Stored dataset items

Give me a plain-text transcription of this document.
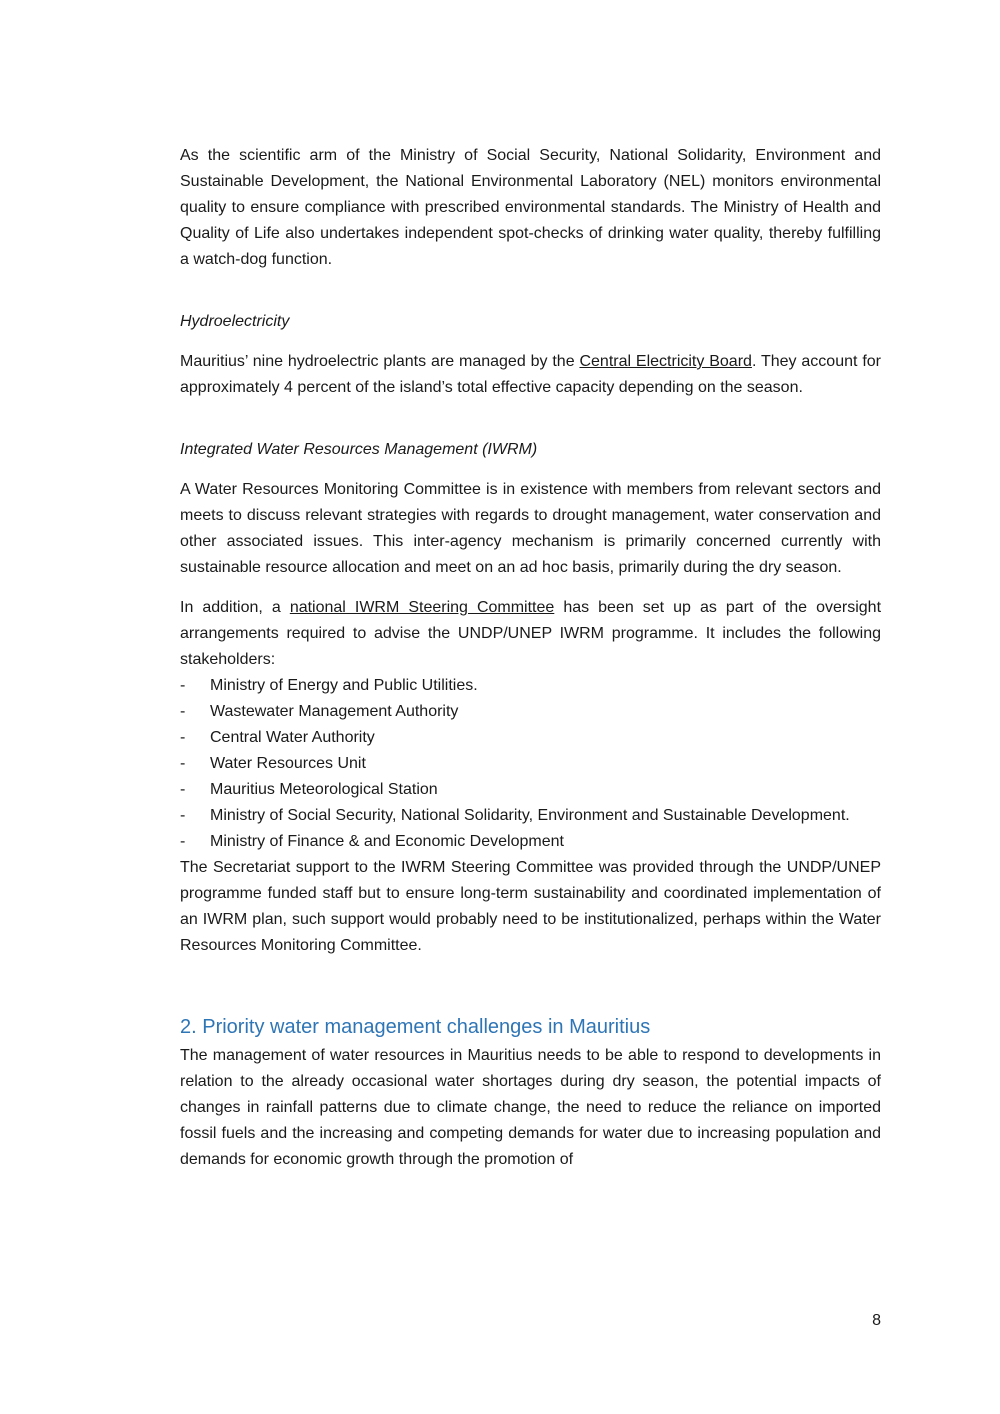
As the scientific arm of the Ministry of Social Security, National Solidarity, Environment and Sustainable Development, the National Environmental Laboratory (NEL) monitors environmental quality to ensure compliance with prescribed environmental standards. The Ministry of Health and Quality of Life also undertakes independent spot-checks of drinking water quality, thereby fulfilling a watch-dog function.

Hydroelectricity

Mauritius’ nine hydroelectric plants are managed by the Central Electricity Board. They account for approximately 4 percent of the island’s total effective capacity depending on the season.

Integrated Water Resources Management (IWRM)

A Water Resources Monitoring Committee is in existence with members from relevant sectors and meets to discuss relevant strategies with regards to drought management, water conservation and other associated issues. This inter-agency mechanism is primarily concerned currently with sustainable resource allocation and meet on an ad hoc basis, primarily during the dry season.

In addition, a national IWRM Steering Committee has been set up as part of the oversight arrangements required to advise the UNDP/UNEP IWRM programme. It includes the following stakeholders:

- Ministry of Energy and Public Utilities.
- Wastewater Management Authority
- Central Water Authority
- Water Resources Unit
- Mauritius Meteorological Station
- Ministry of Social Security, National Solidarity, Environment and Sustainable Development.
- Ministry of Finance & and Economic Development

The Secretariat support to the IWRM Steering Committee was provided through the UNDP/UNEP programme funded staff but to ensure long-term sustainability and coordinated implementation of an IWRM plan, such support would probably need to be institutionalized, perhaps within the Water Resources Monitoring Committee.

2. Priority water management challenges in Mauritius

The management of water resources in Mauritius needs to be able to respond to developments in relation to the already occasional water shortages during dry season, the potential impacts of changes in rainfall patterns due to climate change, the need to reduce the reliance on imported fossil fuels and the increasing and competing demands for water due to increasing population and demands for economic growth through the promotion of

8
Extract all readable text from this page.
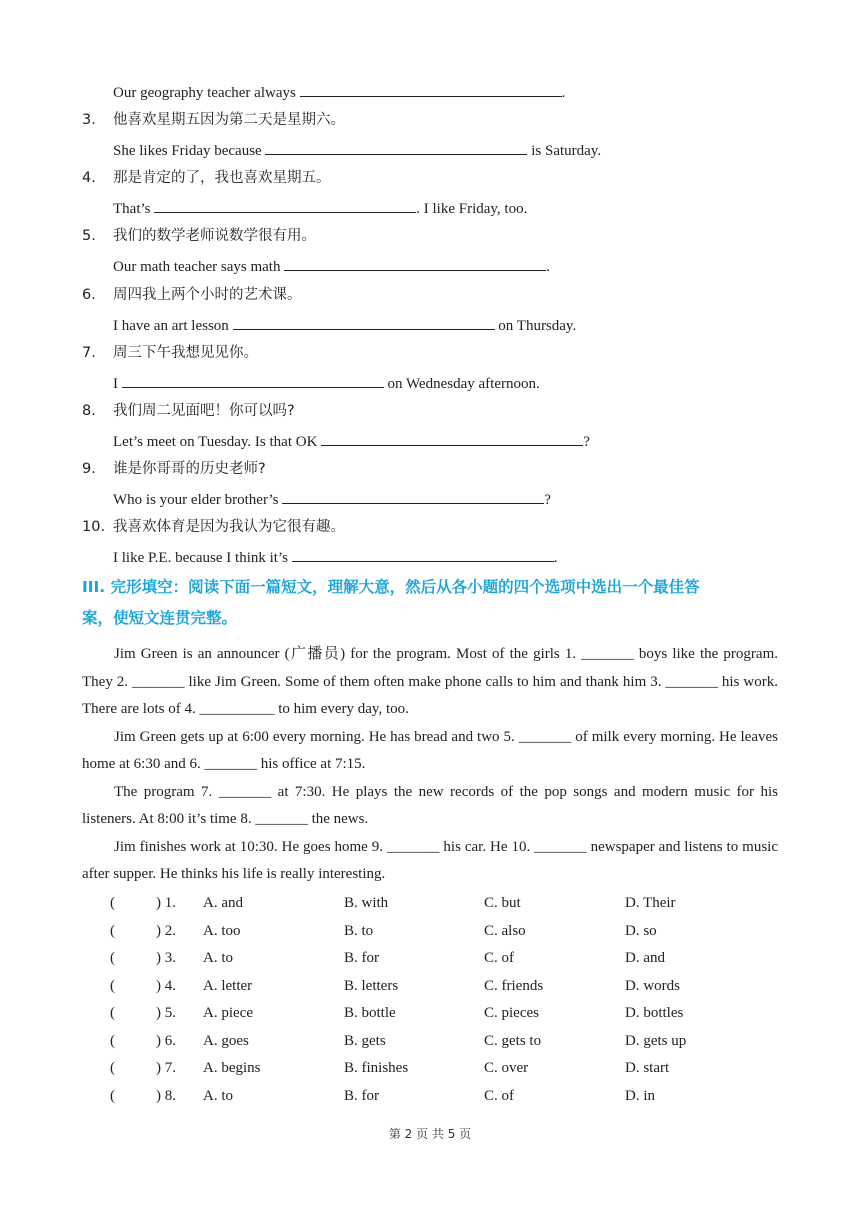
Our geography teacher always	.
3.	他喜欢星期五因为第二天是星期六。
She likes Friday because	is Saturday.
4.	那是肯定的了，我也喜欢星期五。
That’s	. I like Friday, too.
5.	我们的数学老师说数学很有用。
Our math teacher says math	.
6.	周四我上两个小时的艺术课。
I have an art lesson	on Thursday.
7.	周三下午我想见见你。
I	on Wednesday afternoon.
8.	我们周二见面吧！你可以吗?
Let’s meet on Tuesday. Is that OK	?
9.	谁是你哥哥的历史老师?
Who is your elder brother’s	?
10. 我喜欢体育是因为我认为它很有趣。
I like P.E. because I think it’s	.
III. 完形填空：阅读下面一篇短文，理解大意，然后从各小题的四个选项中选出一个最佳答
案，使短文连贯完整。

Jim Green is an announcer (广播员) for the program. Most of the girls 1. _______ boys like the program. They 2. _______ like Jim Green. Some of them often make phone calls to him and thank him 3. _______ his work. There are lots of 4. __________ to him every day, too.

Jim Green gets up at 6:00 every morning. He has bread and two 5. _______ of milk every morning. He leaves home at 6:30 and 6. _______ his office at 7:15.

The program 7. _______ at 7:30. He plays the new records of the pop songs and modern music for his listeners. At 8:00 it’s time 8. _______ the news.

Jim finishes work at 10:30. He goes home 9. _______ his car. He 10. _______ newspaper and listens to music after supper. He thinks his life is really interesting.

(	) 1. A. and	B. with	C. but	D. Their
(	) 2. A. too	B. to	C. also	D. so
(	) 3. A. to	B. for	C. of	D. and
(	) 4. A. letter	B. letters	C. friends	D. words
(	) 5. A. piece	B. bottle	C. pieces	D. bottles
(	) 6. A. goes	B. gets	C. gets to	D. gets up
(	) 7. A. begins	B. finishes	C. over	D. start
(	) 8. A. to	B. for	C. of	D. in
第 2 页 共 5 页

● **The exercise**:
Write out each entry exactly as given, omitting any picture.

● **Result of this exercise**:
Give me a plain-text transcription of this document.
As the scientific arm of the Ministry of Social Security, National Solidarity, Environment and Sustainable Development, the National Environmental Laboratory (NEL) monitors environmental quality to ensure compliance with prescribed environmental standards. The Ministry of Health and Quality of Life also undertakes independent spot-checks of drinking water quality, thereby fulfilling a watch-dog function.

Hydroelectricity

Mauritius’ nine hydroelectric plants are managed by the Central Electricity Board. They account for approximately 4 percent of the island’s total effective capacity depending on the season.

Integrated Water Resources Management (IWRM)

A Water Resources Monitoring Committee is in existence with members from relevant sectors and meets to discuss relevant strategies with regards to drought management, water conservation and other associated issues. This inter-agency mechanism is primarily concerned currently with sustainable resource allocation and meet on an ad hoc basis, primarily during the dry season.

In addition, a national IWRM Steering Committee has been set up as part of the oversight arrangements required to advise the UNDP/UNEP IWRM programme. It includes the following stakeholders:

- Ministry of Energy and Public Utilities.
- Wastewater Management Authority
- Central Water Authority
- Water Resources Unit
- Mauritius Meteorological Station
- Ministry of Social Security, National Solidarity, Environment and Sustainable Development.
- Ministry of Finance & and Economic Development

The Secretariat support to the IWRM Steering Committee was provided through the UNDP/UNEP programme funded staff but to ensure long-term sustainability and coordinated implementation of an IWRM plan, such support would probably need to be institutionalized, perhaps within the Water Resources Monitoring Committee.

2. Priority water management challenges in Mauritius

The management of water resources in Mauritius needs to be able to respond to developments in relation to the already occasional water shortages during dry season, the potential impacts of changes in rainfall patterns due to climate change, the need to reduce the reliance on imported fossil fuels and the increasing and competing demands for water due to increasing population and demands for economic growth through the promotion of

8
Extract all readable text from this page.
Our geography teacher always	.
3.	他喜欢星期五因为第二天是星期六。
She likes Friday because	is Saturday.
4.	那是肯定的了，我也喜欢星期五。
That’s	. I like Friday, too.
5.	我们的数学老师说数学很有用。
Our math teacher says math	.
6.	周四我上两个小时的艺术课。
I have an art lesson	on Thursday.
7.	周三下午我想见见你。
I	on Wednesday afternoon.
8.	我们周二见面吧！你可以吗?
Let’s meet on Tuesday. Is that OK	?
9.	谁是你哥哥的历史老师?
Who is your elder brother’s	?
10. 我喜欢体育是因为我认为它很有趣。
I like P.E. because I think it’s	.
III. 完形填空：阅读下面一篇短文，理解大意，然后从各小题的四个选项中选出一个最佳答
案，使短文连贯完整。

Jim Green is an announcer (广播员) for the program. Most of the girls 1. _______ boys like the program. They 2. _______ like Jim Green. Some of them often make phone calls to him and thank him 3. _______ his work. There are lots of 4. __________ to him every day, too.

Jim Green gets up at 6:00 every morning. He has bread and two 5. _______ of milk every morning. He leaves home at 6:30 and 6. _______ his office at 7:15.

The program 7. _______ at 7:30. He plays the new records of the pop songs and modern music for his listeners. At 8:00 it’s time 8. _______ the news.

Jim finishes work at 10:30. He goes home 9. _______ his car. He 10. _______ newspaper and listens to music after supper. He thinks his life is really interesting.

(	) 1. A. and	B. with	C. but	D. Their
(	) 2. A. too	B. to	C. also	D. so
(	) 3. A. to	B. for	C. of	D. and
(	) 4. A. letter	B. letters	C. friends	D. words
(	) 5. A. piece	B. bottle	C. pieces	D. bottles
(	) 6. A. goes	B. gets	C. gets to	D. gets up
(	) 7. A. begins	B. finishes	C. over	D. start
(	) 8. A. to	B. for	C. of	D. in
第 2 页 共 5 页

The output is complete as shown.